Collected data
-------------------------

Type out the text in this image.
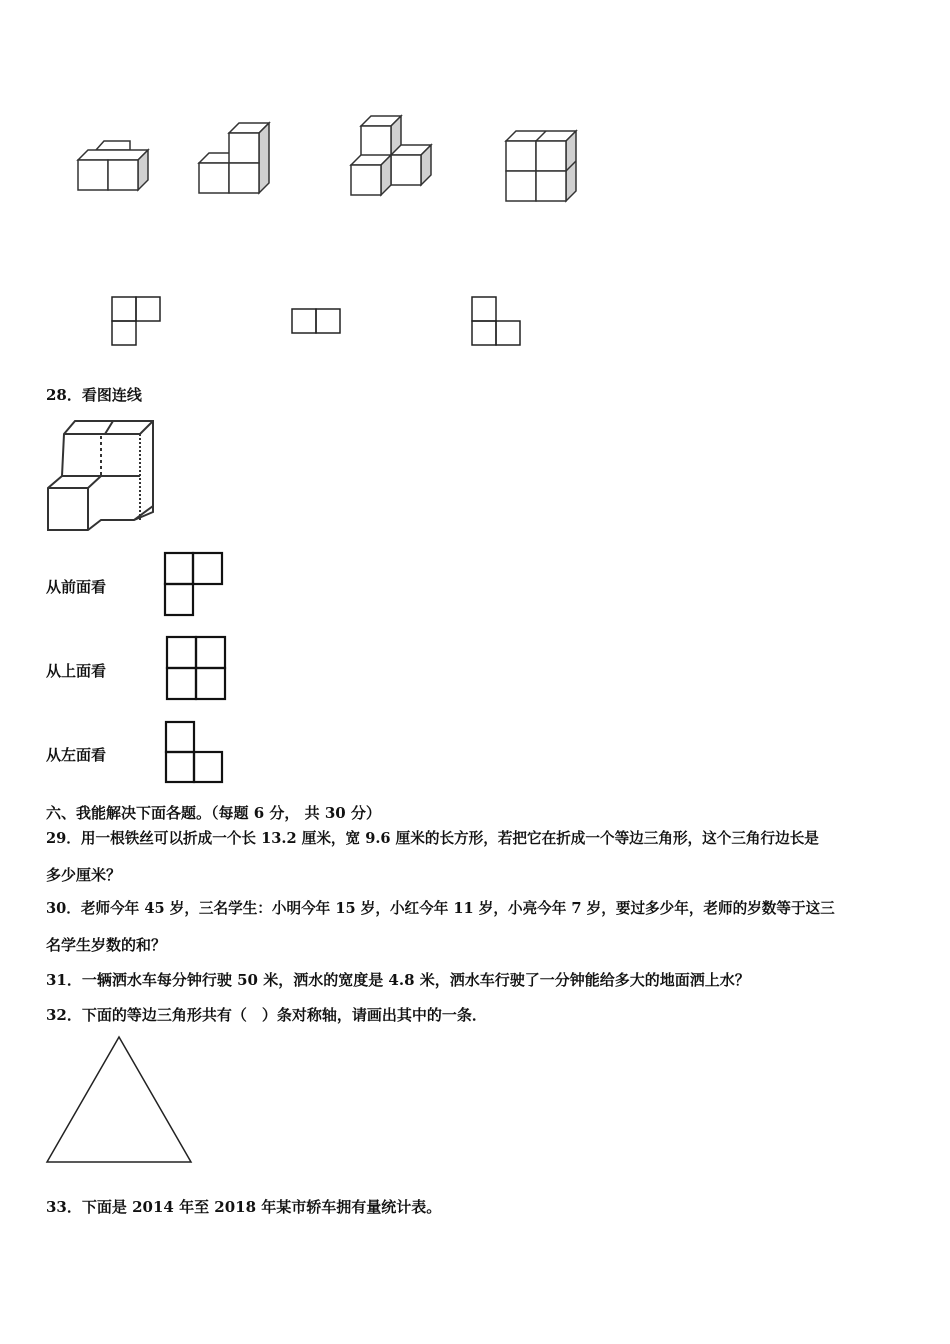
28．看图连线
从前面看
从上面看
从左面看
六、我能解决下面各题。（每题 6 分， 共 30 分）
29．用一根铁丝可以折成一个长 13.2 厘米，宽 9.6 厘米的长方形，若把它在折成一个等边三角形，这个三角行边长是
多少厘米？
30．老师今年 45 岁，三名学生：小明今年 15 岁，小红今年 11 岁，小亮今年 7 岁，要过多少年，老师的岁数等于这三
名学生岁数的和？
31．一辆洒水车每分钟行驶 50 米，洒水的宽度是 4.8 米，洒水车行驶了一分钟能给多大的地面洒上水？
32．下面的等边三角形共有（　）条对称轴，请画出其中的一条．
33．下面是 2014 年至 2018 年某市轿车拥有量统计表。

-------------------------

TO DO >> Above are records with pictures; repeat the records exactly and leave the pictures out.

RESULT >>
Type out the text in this image.
28．看图连线
从前面看
从上面看
从左面看
六、我能解决下面各题。（每题 6 分， 共 30 分）
29．用一根铁丝可以折成一个长 13.2 厘米，宽 9.6 厘米的长方形，若把它在折成一个等边三角形，这个三角行边长是
多少厘米？
30．老师今年 45 岁，三名学生：小明今年 15 岁，小红今年 11 岁，小亮今年 7 岁，要过多少年，老师的岁数等于这三
名学生岁数的和？
31．一辆洒水车每分钟行驶 50 米，洒水的宽度是 4.8 米，洒水车行驶了一分钟能给多大的地面洒上水？
32．下面的等边三角形共有（　）条对称轴，请画出其中的一条．
33．下面是 2014 年至 2018 年某市轿车拥有量统计表。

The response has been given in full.